◆ What you should do ◆
All of the lines below are to be transcribed faithfully, with pictures excluded from the copy.
+ + + + +
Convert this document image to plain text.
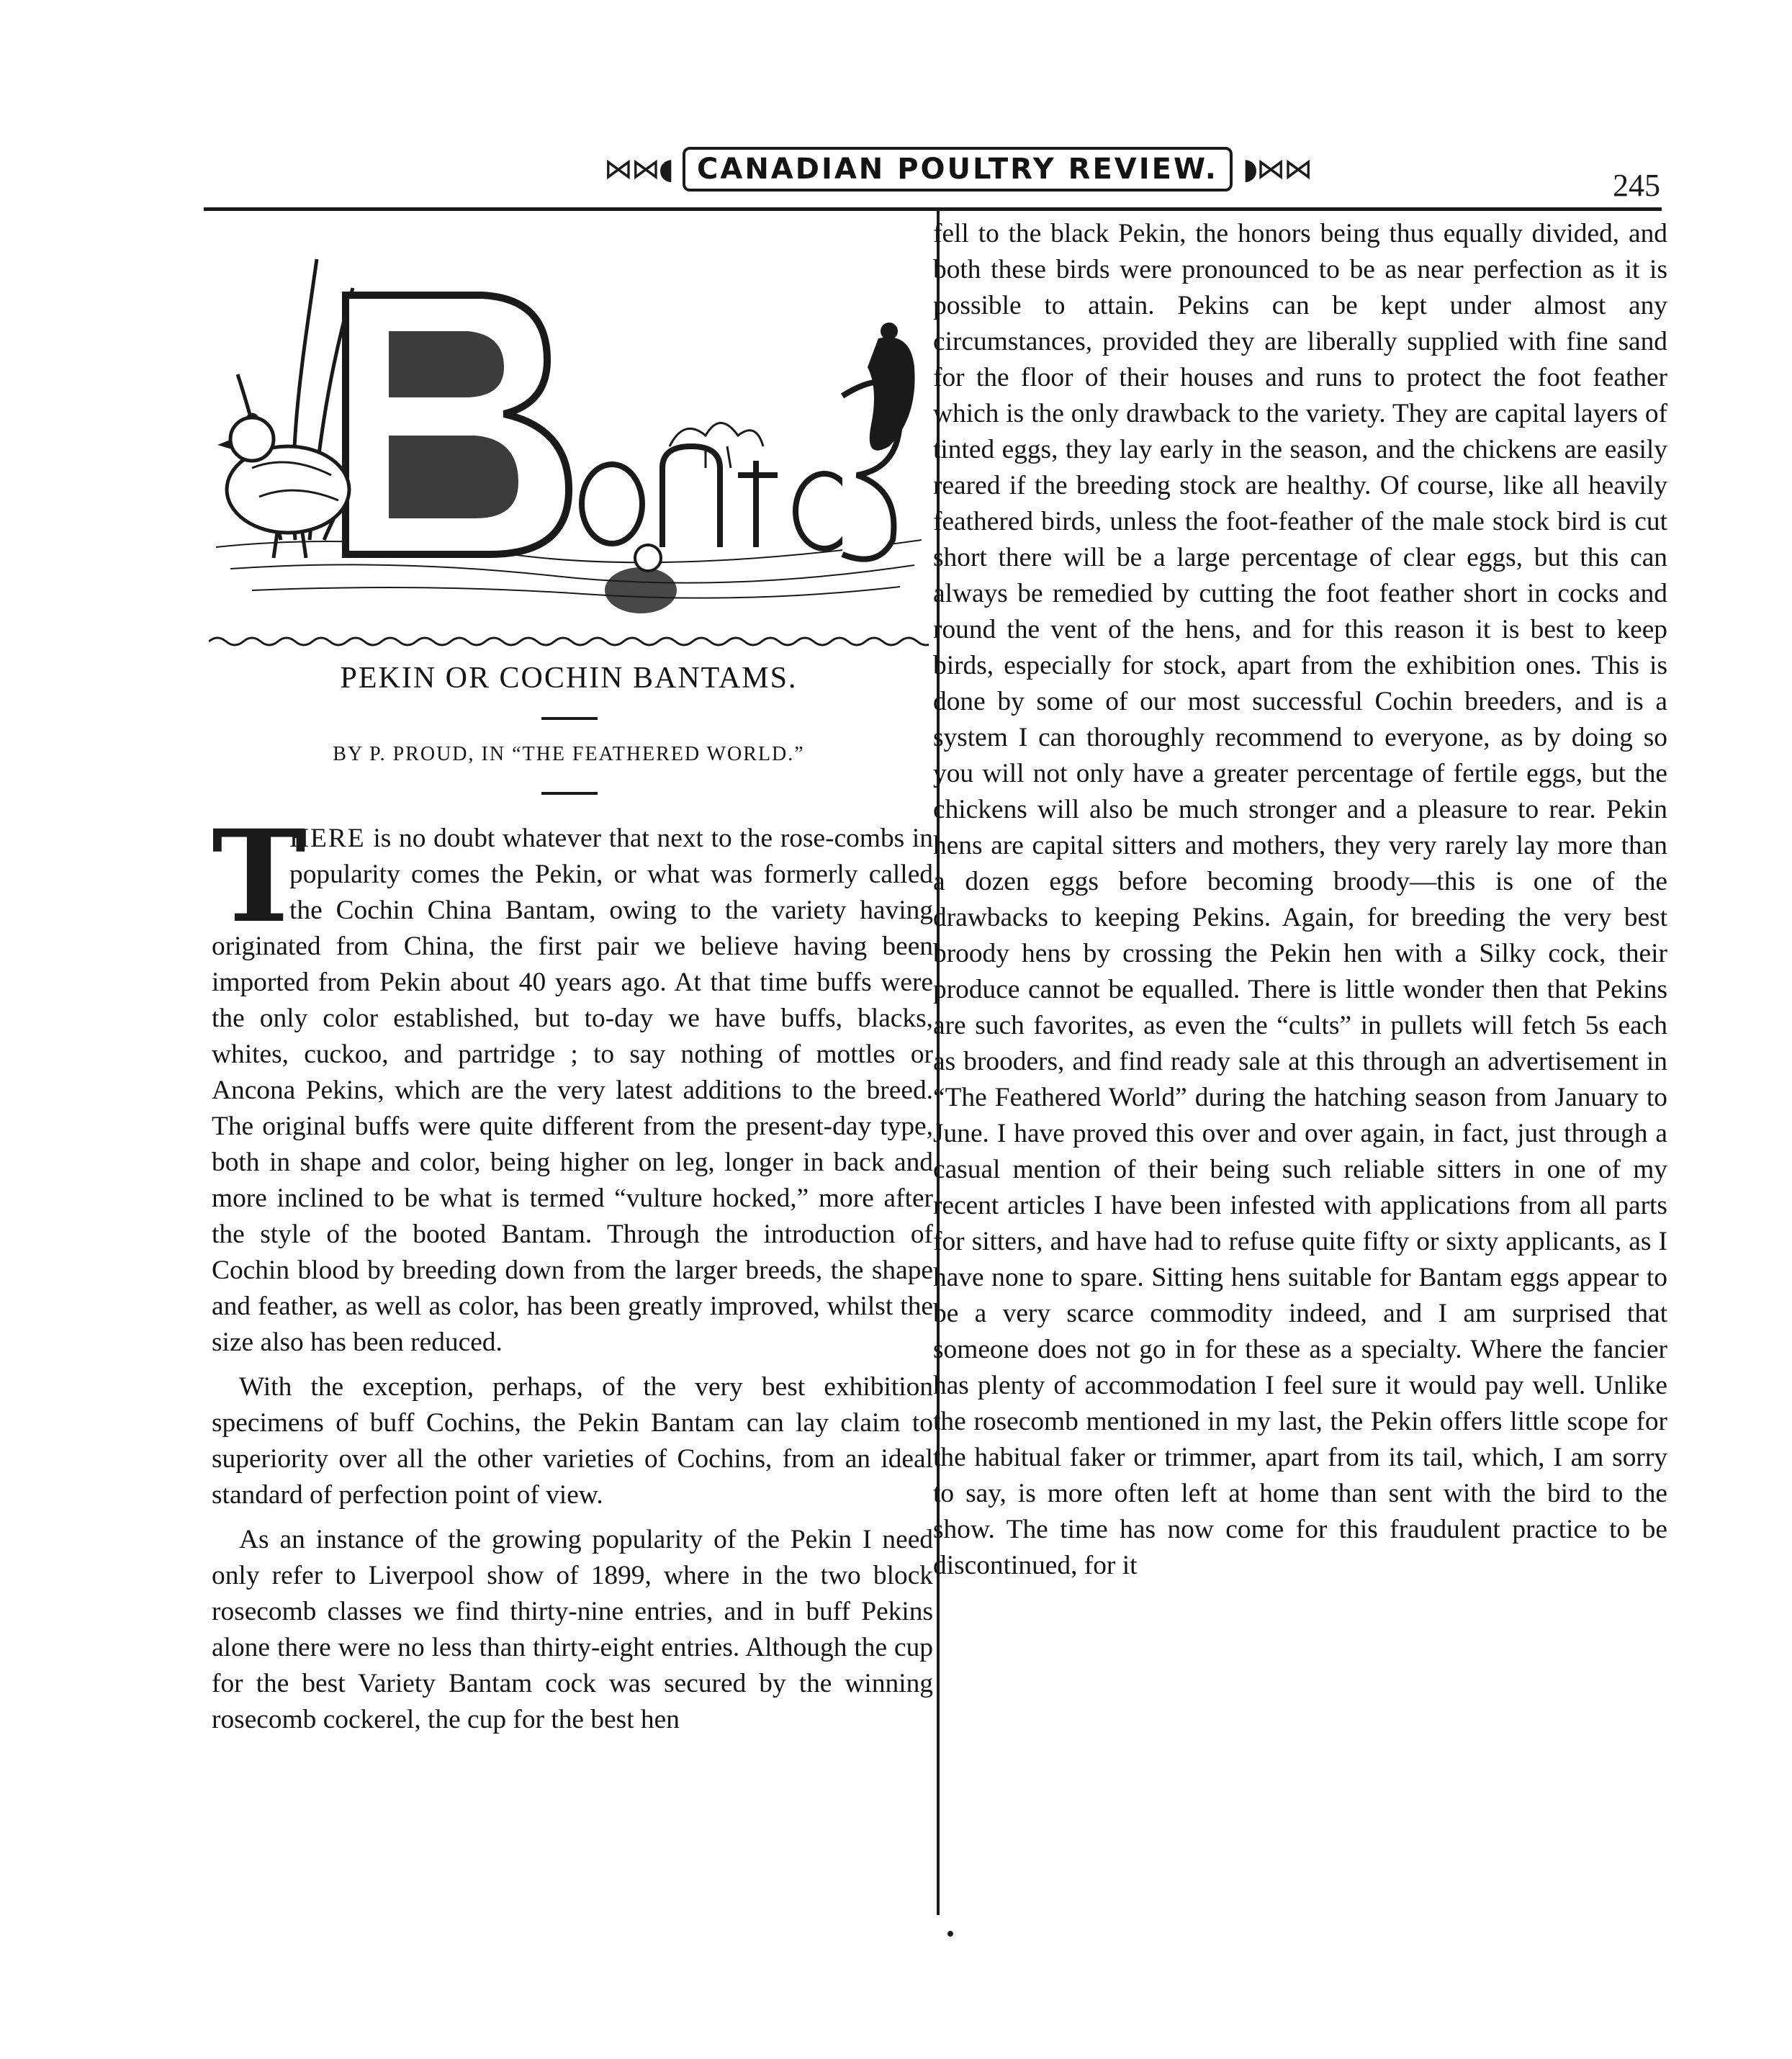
⋈⋈◖ CANADIAN POULTRY REVIEW. ◗⋈⋈	245
PEKIN OR COCHIN BANTAMS.
BY P. PROUD, IN “THE FEATHERED WORLD.”

T
HERE is no doubt whatever that next to the rose-combs in popularity comes the Pekin, or what was formerly called the Cochin China Bantam, owing to the variety having originated from China, the first pair we believe having been imported from Pekin about 40 years ago. At that time buffs were the only color established, but to-day we have buffs, blacks, whites, cuckoo, and partridge ; to say nothing of mottles or Ancona Pekins, which are the very latest additions to the breed. The original buffs were quite different from the present-day type, both in shape and color, being higher on leg, longer in back and more inclined to be what is termed “vulture hocked,” more after the style of the booted Bantam. Through the introduction of Cochin blood by breeding down from the larger breeds, the shape and feather, as well as color, has been greatly improved, whilst the size also has been reduced.

With the exception, perhaps, of the very best exhibition specimens of buff Cochins, the Pekin Bantam can lay claim to superiority over all the other varieties of Cochins, from an ideal standard of perfection point of view.

As an instance of the growing popularity of the Pekin I need only refer to Liverpool show of 1899, where in the two block rosecomb classes we find thirty-nine entries, and in buff Pekins alone there were no less than thirty-eight entries. Although the cup for the best Variety Bantam cock was secured by the winning rosecomb cockerel, the cup for the best hen

fell to the black Pekin, the honors being thus equally divided, and both these birds were pronounced to be as near perfection as it is possible to attain. Pekins can be kept under almost any circumstances, provided they are liberally supplied with fine sand for the floor of their houses and runs to protect the foot feather which is the only drawback to the variety. They are capital layers of tinted eggs, they lay early in the season, and the chickens are easily reared if the breeding stock are healthy. Of course, like all heavily feathered birds, unless the foot-feather of the male stock bird is cut short there will be a large percentage of clear eggs, but this can always be remedied by cutting the foot feather short in cocks and round the vent of the hens, and for this reason it is best to keep birds, especially for stock, apart from the exhibition ones. This is done by some of our most successful Cochin breeders, and is a system I can thoroughly recommend to everyone, as by doing so you will not only have a greater percentage of fertile eggs, but the chickens will also be much stronger and a pleasure to rear. Pekin hens are capital sitters and mothers, they very rarely lay more than a dozen eggs before becoming broody—this is one of the drawbacks to keeping Pekins. Again, for breeding the very best broody hens by crossing the Pekin hen with a Silky cock, their produce cannot be equalled. There is little wonder then that Pekins are such favorites, as even the “cults” in pullets will fetch 5s each as brooders, and find ready sale at this through an advertisement in “The Feathered World” during the hatching season from January to June. I have proved this over and over again, in fact, just through a casual mention of their being such reliable sitters in one of my recent articles I have been infested with applications from all parts for sitters, and have had to refuse quite fifty or sixty applicants, as I have none to spare. Sitting hens suitable for Bantam eggs appear to be a very scarce commodity indeed, and I am surprised that someone does not go in for these as a specialty. Where the fancier has plenty of accommodation I feel sure it would pay well. Unlike the rosecomb mentioned in my last, the Pekin offers little scope for the habitual faker or trimmer, apart from its tail, which, I am sorry to say, is more often left at home than sent with the bird to the show. The time has now come for this fraudulent practice to be discontinued, for it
+ + + + +
◆ Response to the exercise ◆
Convert this document image to plain text.
⋈⋈◖ CANADIAN POULTRY REVIEW. ◗⋈⋈	245
PEKIN OR COCHIN BANTAMS.
BY P. PROUD, IN “THE FEATHERED WORLD.”

T
HERE is no doubt whatever that next to the rose-combs in popularity comes the Pekin, or what was formerly called the Cochin China Bantam, owing to the variety having originated from China, the first pair we believe having been imported from Pekin about 40 years ago. At that time buffs were the only color established, but to-day we have buffs, blacks, whites, cuckoo, and partridge ; to say nothing of mottles or Ancona Pekins, which are the very latest additions to the breed. The original buffs were quite different from the present-day type, both in shape and color, being higher on leg, longer in back and more inclined to be what is termed “vulture hocked,” more after the style of the booted Bantam. Through the introduction of Cochin blood by breeding down from the larger breeds, the shape and feather, as well as color, has been greatly improved, whilst the size also has been reduced.

With the exception, perhaps, of the very best exhibition specimens of buff Cochins, the Pekin Bantam can lay claim to superiority over all the other varieties of Cochins, from an ideal standard of perfection point of view.

As an instance of the growing popularity of the Pekin I need only refer to Liverpool show of 1899, where in the two block rosecomb classes we find thirty-nine entries, and in buff Pekins alone there were no less than thirty-eight entries. Although the cup for the best Variety Bantam cock was secured by the winning rosecomb cockerel, the cup for the best hen

fell to the black Pekin, the honors being thus equally divided, and both these birds were pronounced to be as near perfection as it is possible to attain. Pekins can be kept under almost any circumstances, provided they are liberally supplied with fine sand for the floor of their houses and runs to protect the foot feather which is the only drawback to the variety. They are capital layers of tinted eggs, they lay early in the season, and the chickens are easily reared if the breeding stock are healthy. Of course, like all heavily feathered birds, unless the foot-feather of the male stock bird is cut short there will be a large percentage of clear eggs, but this can always be remedied by cutting the foot feather short in cocks and round the vent of the hens, and for this reason it is best to keep birds, especially for stock, apart from the exhibition ones. This is done by some of our most successful Cochin breeders, and is a system I can thoroughly recommend to everyone, as by doing so you will not only have a greater percentage of fertile eggs, but the chickens will also be much stronger and a pleasure to rear. Pekin hens are capital sitters and mothers, they very rarely lay more than a dozen eggs before becoming broody—this is one of the drawbacks to keeping Pekins. Again, for breeding the very best broody hens by crossing the Pekin hen with a Silky cock, their produce cannot be equalled. There is little wonder then that Pekins are such favorites, as even the “cults” in pullets will fetch 5s each as brooders, and find ready sale at this through an advertisement in “The Feathered World” during the hatching season from January to June. I have proved this over and over again, in fact, just through a casual mention of their being such reliable sitters in one of my recent articles I have been infested with applications from all parts for sitters, and have had to refuse quite fifty or sixty applicants, as I have none to spare. Sitting hens suitable for Bantam eggs appear to be a very scarce commodity indeed, and I am surprised that someone does not go in for these as a specialty. Where the fancier has plenty of accommodation I feel sure it would pay well. Unlike the rosecomb mentioned in my last, the Pekin offers little scope for the habitual faker or trimmer, apart from its tail, which, I am sorry to say, is more often left at home than sent with the bird to the show. The time has now come for this fraudulent practice to be discontinued, for it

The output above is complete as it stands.